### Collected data
*****
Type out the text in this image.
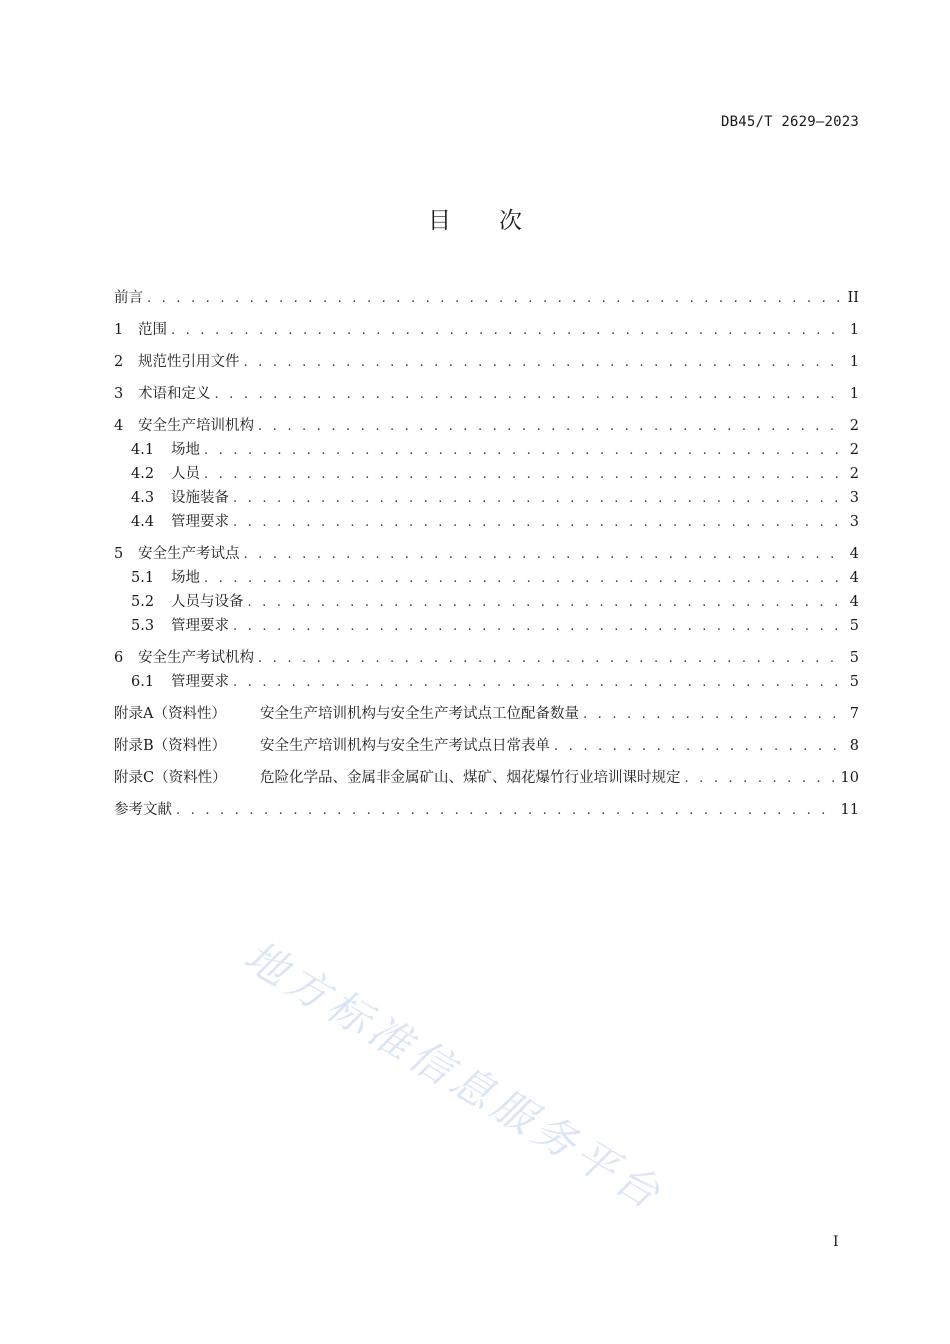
DB45/T 2629—2023
目次
前言 . . .	II
1	范围 . . .	1
2	规范性引用文件 . . .	1
3	术语和定义 . . .	1
4	安全生产培训机构 . . .	2
4.1	场地 . . .	2
4.2	人员 . . .	2
4.3	设施装备 . . .	3
4.4	管理要求 . . .	3
5	安全生产考试点 . . .	4
5.1	场地 . . .	4
5.2	人员与设备 . . .	4
5.3	管理要求 . . .	5
6	安全生产考试机构 . . .	5
6.1	管理要求 . . .	5
附录A（资料性）	安全生产培训机构与安全生产考试点工位配备数量 . . .	7
附录B（资料性）	安全生产培训机构与安全生产考试点日常表单 . . .	8
附录C（资料性）	危险化学品、金属非金属矿山、煤矿、烟花爆竹行业培训课时规定 . . .	10
参考文献 . . .	11
地方标准信息服务平台
I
*****
### Stated problem
Quote the entries above word for word. Leave the images out.

### The response
Type out the text in this image.
DB45/T 2629—2023
目次
前言 . . .	II
1	范围 . . .	1
2	规范性引用文件 . . .	1
3	术语和定义 . . .	1
4	安全生产培训机构 . . .	2
4.1	场地 . . .	2
4.2	人员 . . .	2
4.3	设施装备 . . .	3
4.4	管理要求 . . .	3
5	安全生产考试点 . . .	4
5.1	场地 . . .	4
5.2	人员与设备 . . .	4
5.3	管理要求 . . .	5
6	安全生产考试机构 . . .	5
6.1	管理要求 . . .	5
附录A（资料性）	安全生产培训机构与安全生产考试点工位配备数量 . . .	7
附录B（资料性）	安全生产培训机构与安全生产考试点日常表单 . . .	8
附录C（资料性）	危险化学品、金属非金属矿山、煤矿、烟花爆竹行业培训课时规定 . . .	10
参考文献 . . .	11
地方标准信息服务平台
I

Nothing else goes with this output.